◆ **TO BE DONE**:
Extract each record and reproduce it exactly.

◆ **RECORDS SUPPLIED**:
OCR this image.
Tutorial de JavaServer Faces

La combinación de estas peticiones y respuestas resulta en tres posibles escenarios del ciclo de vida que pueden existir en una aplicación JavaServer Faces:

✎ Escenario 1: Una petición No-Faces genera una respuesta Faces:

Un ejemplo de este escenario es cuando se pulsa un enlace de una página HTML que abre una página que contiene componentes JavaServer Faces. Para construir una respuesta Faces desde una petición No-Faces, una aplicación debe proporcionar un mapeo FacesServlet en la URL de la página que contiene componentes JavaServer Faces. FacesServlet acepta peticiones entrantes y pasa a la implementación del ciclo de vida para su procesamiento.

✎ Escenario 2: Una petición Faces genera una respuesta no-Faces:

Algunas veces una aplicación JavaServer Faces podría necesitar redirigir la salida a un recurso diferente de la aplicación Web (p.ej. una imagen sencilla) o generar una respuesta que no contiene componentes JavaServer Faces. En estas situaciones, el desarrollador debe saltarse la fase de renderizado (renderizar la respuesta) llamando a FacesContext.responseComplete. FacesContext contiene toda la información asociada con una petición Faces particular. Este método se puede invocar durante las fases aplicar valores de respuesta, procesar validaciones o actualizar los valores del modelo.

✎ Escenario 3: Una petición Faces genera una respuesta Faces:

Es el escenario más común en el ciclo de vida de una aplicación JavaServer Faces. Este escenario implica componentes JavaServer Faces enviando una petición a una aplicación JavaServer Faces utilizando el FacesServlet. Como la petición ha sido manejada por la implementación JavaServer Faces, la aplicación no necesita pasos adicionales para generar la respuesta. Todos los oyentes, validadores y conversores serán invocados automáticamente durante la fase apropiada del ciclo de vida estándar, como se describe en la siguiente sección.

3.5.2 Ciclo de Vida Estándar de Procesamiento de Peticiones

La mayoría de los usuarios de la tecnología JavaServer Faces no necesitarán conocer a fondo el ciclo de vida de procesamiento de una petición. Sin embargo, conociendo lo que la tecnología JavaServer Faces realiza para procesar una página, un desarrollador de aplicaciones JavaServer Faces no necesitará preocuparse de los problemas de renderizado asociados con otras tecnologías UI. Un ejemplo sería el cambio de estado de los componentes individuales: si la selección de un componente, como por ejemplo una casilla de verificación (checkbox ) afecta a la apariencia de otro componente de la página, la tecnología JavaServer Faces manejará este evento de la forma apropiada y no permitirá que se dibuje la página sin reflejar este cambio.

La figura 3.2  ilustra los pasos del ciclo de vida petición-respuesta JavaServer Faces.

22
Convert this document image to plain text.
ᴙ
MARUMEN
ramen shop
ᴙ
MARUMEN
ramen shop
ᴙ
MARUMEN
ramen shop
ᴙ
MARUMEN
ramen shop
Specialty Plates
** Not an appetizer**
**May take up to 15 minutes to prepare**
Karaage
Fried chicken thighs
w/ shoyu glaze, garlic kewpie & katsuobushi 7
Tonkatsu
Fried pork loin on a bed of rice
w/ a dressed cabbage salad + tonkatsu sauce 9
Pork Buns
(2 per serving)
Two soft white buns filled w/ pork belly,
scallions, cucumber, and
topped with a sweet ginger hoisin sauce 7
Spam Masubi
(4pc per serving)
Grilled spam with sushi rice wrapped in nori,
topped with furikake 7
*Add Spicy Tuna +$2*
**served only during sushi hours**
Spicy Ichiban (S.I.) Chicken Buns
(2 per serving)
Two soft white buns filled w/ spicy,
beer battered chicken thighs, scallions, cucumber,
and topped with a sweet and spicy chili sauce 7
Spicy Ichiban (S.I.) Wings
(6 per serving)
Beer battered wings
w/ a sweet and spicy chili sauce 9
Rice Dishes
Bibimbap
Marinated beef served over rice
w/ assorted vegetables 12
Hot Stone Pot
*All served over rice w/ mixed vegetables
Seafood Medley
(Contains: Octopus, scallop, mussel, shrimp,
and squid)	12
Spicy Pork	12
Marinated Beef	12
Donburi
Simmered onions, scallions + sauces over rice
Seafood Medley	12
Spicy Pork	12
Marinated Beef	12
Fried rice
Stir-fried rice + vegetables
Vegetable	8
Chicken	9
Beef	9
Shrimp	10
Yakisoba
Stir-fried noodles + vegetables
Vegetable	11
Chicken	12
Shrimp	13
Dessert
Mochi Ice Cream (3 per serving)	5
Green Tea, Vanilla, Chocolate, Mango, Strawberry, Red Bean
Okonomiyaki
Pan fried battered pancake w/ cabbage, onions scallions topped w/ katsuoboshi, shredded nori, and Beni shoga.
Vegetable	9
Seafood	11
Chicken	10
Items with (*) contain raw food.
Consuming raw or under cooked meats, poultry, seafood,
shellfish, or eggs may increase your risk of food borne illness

◆ **COMPLETE OUTPUT**:
OCR this image.
Tutorial de JavaServer Faces

La combinación de estas peticiones y respuestas resulta en tres posibles escenarios del ciclo de vida que pueden existir en una aplicación JavaServer Faces:

✎ Escenario 1: Una petición No-Faces genera una respuesta Faces:

Un ejemplo de este escenario es cuando se pulsa un enlace de una página HTML que abre una página que contiene componentes JavaServer Faces. Para construir una respuesta Faces desde una petición No-Faces, una aplicación debe proporcionar un mapeo FacesServlet en la URL de la página que contiene componentes JavaServer Faces. FacesServlet acepta peticiones entrantes y pasa a la implementación del ciclo de vida para su procesamiento.

✎ Escenario 2: Una petición Faces genera una respuesta no-Faces:

Algunas veces una aplicación JavaServer Faces podría necesitar redirigir la salida a un recurso diferente de la aplicación Web (p.ej. una imagen sencilla) o generar una respuesta que no contiene componentes JavaServer Faces. En estas situaciones, el desarrollador debe saltarse la fase de renderizado (renderizar la respuesta) llamando a FacesContext.responseComplete. FacesContext contiene toda la información asociada con una petición Faces particular. Este método se puede invocar durante las fases aplicar valores de respuesta, procesar validaciones o actualizar los valores del modelo.

✎ Escenario 3: Una petición Faces genera una respuesta Faces:

Es el escenario más común en el ciclo de vida de una aplicación JavaServer Faces. Este escenario implica componentes JavaServer Faces enviando una petición a una aplicación JavaServer Faces utilizando el FacesServlet. Como la petición ha sido manejada por la implementación JavaServer Faces, la aplicación no necesita pasos adicionales para generar la respuesta. Todos los oyentes, validadores y conversores serán invocados automáticamente durante la fase apropiada del ciclo de vida estándar, como se describe en la siguiente sección.

3.5.2 Ciclo de Vida Estándar de Procesamiento de Peticiones

La mayoría de los usuarios de la tecnología JavaServer Faces no necesitarán conocer a fondo el ciclo de vida de procesamiento de una petición. Sin embargo, conociendo lo que la tecnología JavaServer Faces realiza para procesar una página, un desarrollador de aplicaciones JavaServer Faces no necesitará preocuparse de los problemas de renderizado asociados con otras tecnologías UI. Un ejemplo sería el cambio de estado de los componentes individuales: si la selección de un componente, como por ejemplo una casilla de verificación (checkbox ) afecta a la apariencia de otro componente de la página, la tecnología JavaServer Faces manejará este evento de la forma apropiada y no permitirá que se dibuje la página sin reflejar este cambio.

La figura 3.2  ilustra los pasos del ciclo de vida petición-respuesta JavaServer Faces.

22
Convert this document image to plain text.
ᴙ
MARUMEN
ramen shop
ᴙ
MARUMEN
ramen shop
ᴙ
MARUMEN
ramen shop
ᴙ
MARUMEN
ramen shop
Specialty Plates
** Not an appetizer**
**May take up to 15 minutes to prepare**
Karaage
Fried chicken thighs
w/ shoyu glaze, garlic kewpie & katsuobushi 7
Tonkatsu
Fried pork loin on a bed of rice
w/ a dressed cabbage salad + tonkatsu sauce 9
Pork Buns
(2 per serving)
Two soft white buns filled w/ pork belly,
scallions, cucumber, and
topped with a sweet ginger hoisin sauce 7
Spam Masubi
(4pc per serving)
Grilled spam with sushi rice wrapped in nori,
topped with furikake 7
*Add Spicy Tuna +$2*
**served only during sushi hours**
Spicy Ichiban (S.I.) Chicken Buns
(2 per serving)
Two soft white buns filled w/ spicy,
beer battered chicken thighs, scallions, cucumber,
and topped with a sweet and spicy chili sauce 7
Spicy Ichiban (S.I.) Wings
(6 per serving)
Beer battered wings
w/ a sweet and spicy chili sauce 9
Rice Dishes
Bibimbap
Marinated beef served over rice
w/ assorted vegetables 12
Hot Stone Pot
*All served over rice w/ mixed vegetables
Seafood Medley
(Contains: Octopus, scallop, mussel, shrimp,
and squid)	12
Spicy Pork	12
Marinated Beef	12
Donburi
Simmered onions, scallions + sauces over rice
Seafood Medley	12
Spicy Pork	12
Marinated Beef	12
Fried rice
Stir-fried rice + vegetables
Vegetable	8
Chicken	9
Beef	9
Shrimp	10
Yakisoba
Stir-fried noodles + vegetables
Vegetable	11
Chicken	12
Shrimp	13
Dessert
Mochi Ice Cream (3 per serving)	5
Green Tea, Vanilla, Chocolate, Mango, Strawberry, Red Bean
Okonomiyaki
Pan fried battered pancake w/ cabbage, onions scallions topped w/ katsuoboshi, shredded nori, and Beni shoga.
Vegetable	9
Seafood	11
Chicken	10
Items with (*) contain raw food.
Consuming raw or under cooked meats, poultry, seafood,
shellfish, or eggs may increase your risk of food borne illness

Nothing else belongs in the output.